== REQUEST ==
Retype the material that follows, keeping every word as it is.

Extracts from a graphics dataset
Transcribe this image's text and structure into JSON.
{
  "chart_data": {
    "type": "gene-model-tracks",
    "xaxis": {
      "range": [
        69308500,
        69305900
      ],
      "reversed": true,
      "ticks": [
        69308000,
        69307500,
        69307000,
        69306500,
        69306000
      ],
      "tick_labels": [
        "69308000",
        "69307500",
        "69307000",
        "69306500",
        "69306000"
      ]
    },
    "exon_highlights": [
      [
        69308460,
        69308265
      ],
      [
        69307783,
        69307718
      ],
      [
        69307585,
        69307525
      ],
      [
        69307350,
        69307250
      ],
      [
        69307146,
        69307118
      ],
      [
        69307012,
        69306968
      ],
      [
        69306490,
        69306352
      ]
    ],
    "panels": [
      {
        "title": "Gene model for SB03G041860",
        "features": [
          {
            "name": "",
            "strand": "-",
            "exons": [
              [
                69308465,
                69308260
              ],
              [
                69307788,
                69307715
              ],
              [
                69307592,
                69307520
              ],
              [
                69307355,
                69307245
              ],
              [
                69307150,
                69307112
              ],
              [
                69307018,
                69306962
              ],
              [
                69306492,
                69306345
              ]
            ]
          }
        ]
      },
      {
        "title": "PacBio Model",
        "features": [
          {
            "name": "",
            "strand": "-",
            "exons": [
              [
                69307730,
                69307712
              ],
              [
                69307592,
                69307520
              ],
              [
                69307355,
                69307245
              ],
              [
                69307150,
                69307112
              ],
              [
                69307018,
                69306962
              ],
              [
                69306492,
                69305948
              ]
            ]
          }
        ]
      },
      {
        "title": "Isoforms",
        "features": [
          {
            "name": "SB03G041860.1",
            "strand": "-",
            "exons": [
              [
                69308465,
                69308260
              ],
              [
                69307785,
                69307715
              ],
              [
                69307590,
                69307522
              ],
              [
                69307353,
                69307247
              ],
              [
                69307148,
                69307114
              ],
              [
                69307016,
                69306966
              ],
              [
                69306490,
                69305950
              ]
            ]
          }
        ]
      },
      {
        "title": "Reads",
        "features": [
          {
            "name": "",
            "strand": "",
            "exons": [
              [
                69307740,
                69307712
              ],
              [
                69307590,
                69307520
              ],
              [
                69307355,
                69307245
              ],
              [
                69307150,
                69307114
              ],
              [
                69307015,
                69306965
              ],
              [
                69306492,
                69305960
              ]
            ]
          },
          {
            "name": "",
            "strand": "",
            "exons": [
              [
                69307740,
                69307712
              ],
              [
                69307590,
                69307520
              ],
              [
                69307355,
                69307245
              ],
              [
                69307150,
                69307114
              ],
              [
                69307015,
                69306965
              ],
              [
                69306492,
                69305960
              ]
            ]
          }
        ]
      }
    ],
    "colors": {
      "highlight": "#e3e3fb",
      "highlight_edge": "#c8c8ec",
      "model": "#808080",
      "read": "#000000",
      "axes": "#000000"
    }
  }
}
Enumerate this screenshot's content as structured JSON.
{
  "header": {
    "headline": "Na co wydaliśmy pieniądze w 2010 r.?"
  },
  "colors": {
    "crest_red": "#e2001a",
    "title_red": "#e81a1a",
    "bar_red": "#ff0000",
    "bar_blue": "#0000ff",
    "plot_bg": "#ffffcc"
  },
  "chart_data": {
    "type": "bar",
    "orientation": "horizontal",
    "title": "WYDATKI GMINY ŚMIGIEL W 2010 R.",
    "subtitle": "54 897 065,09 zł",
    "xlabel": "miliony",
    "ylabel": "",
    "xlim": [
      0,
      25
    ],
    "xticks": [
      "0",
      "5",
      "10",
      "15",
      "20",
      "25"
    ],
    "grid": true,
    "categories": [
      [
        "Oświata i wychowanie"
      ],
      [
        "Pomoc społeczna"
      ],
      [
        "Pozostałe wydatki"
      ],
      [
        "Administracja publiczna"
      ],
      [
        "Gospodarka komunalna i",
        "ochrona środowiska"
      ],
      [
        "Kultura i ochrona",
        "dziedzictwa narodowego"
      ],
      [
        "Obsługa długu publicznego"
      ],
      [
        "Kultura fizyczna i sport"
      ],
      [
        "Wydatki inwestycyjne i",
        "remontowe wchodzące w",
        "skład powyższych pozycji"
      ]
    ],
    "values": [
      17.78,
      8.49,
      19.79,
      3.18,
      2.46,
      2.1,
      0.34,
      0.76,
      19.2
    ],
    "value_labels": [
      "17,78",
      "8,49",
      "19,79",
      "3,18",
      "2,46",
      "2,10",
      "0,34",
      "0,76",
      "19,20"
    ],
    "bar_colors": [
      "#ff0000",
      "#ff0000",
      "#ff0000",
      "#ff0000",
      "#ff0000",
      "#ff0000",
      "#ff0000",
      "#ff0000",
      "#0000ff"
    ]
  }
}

== ANSWER FOR THIS EXERCISE ==
Transcribe this image's text and structure into JSON.
{
  "chart_data": {
    "type": "gene-model-tracks",
    "xaxis": {
      "range": [
        69308500,
        69305900
      ],
      "reversed": true,
      "ticks": [
        69308000,
        69307500,
        69307000,
        69306500,
        69306000
      ],
      "tick_labels": [
        "69308000",
        "69307500",
        "69307000",
        "69306500",
        "69306000"
      ]
    },
    "exon_highlights": [
      [
        69308460,
        69308265
      ],
      [
        69307783,
        69307718
      ],
      [
        69307585,
        69307525
      ],
      [
        69307350,
        69307250
      ],
      [
        69307146,
        69307118
      ],
      [
        69307012,
        69306968
      ],
      [
        69306490,
        69306352
      ]
    ],
    "panels": [
      {
        "title": "Gene model for SB03G041860",
        "features": [
          {
            "name": "",
            "strand": "-",
            "exons": [
              [
                69308465,
                69308260
              ],
              [
                69307788,
                69307715
              ],
              [
                69307592,
                69307520
              ],
              [
                69307355,
                69307245
              ],
              [
                69307150,
                69307112
              ],
              [
                69307018,
                69306962
              ],
              [
                69306492,
                69306345
              ]
            ]
          }
        ]
      },
      {
        "title": "PacBio Model",
        "features": [
          {
            "name": "",
            "strand": "-",
            "exons": [
              [
                69307730,
                69307712
              ],
              [
                69307592,
                69307520
              ],
              [
                69307355,
                69307245
              ],
              [
                69307150,
                69307112
              ],
              [
                69307018,
                69306962
              ],
              [
                69306492,
                69305948
              ]
            ]
          }
        ]
      },
      {
        "title": "Isoforms",
        "features": [
          {
            "name": "SB03G041860.1",
            "strand": "-",
            "exons": [
              [
                69308465,
                69308260
              ],
              [
                69307785,
                69307715
              ],
              [
                69307590,
                69307522
              ],
              [
                69307353,
                69307247
              ],
              [
                69307148,
                69307114
              ],
              [
                69307016,
                69306966
              ],
              [
                69306490,
                69305950
              ]
            ]
          }
        ]
      },
      {
        "title": "Reads",
        "features": [
          {
            "name": "",
            "strand": "",
            "exons": [
              [
                69307740,
                69307712
              ],
              [
                69307590,
                69307520
              ],
              [
                69307355,
                69307245
              ],
              [
                69307150,
                69307114
              ],
              [
                69307015,
                69306965
              ],
              [
                69306492,
                69305960
              ]
            ]
          },
          {
            "name": "",
            "strand": "",
            "exons": [
              [
                69307740,
                69307712
              ],
              [
                69307590,
                69307520
              ],
              [
                69307355,
                69307245
              ],
              [
                69307150,
                69307114
              ],
              [
                69307015,
                69306965
              ],
              [
                69306492,
                69305960
              ]
            ]
          }
        ]
      }
    ],
    "colors": {
      "highlight": "#e3e3fb",
      "highlight_edge": "#c8c8ec",
      "model": "#808080",
      "read": "#000000",
      "axes": "#000000"
    }
  }
}
Enumerate this screenshot's content as structured JSON.
{
  "header": {
    "headline": "Na co wydaliśmy pieniądze w 2010 r.?"
  },
  "colors": {
    "crest_red": "#e2001a",
    "title_red": "#e81a1a",
    "bar_red": "#ff0000",
    "bar_blue": "#0000ff",
    "plot_bg": "#ffffcc"
  },
  "chart_data": {
    "type": "bar",
    "orientation": "horizontal",
    "title": "WYDATKI GMINY ŚMIGIEL W 2010 R.",
    "subtitle": "54 897 065,09 zł",
    "xlabel": "miliony",
    "ylabel": "",
    "xlim": [
      0,
      25
    ],
    "xticks": [
      "0",
      "5",
      "10",
      "15",
      "20",
      "25"
    ],
    "grid": true,
    "categories": [
      [
        "Oświata i wychowanie"
      ],
      [
        "Pomoc społeczna"
      ],
      [
        "Pozostałe wydatki"
      ],
      [
        "Administracja publiczna"
      ],
      [
        "Gospodarka komunalna i",
        "ochrona środowiska"
      ],
      [
        "Kultura i ochrona",
        "dziedzictwa narodowego"
      ],
      [
        "Obsługa długu publicznego"
      ],
      [
        "Kultura fizyczna i sport"
      ],
      [
        "Wydatki inwestycyjne i",
        "remontowe wchodzące w",
        "skład powyższych pozycji"
      ]
    ],
    "values": [
      17.78,
      8.49,
      19.79,
      3.18,
      2.46,
      2.1,
      0.34,
      0.76,
      19.2
    ],
    "value_labels": [
      "17,78",
      "8,49",
      "19,79",
      "3,18",
      "2,46",
      "2,10",
      "0,34",
      "0,76",
      "19,20"
    ],
    "bar_colors": [
      "#ff0000",
      "#ff0000",
      "#ff0000",
      "#ff0000",
      "#ff0000",
      "#ff0000",
      "#ff0000",
      "#ff0000",
      "#0000ff"
    ]
  }
}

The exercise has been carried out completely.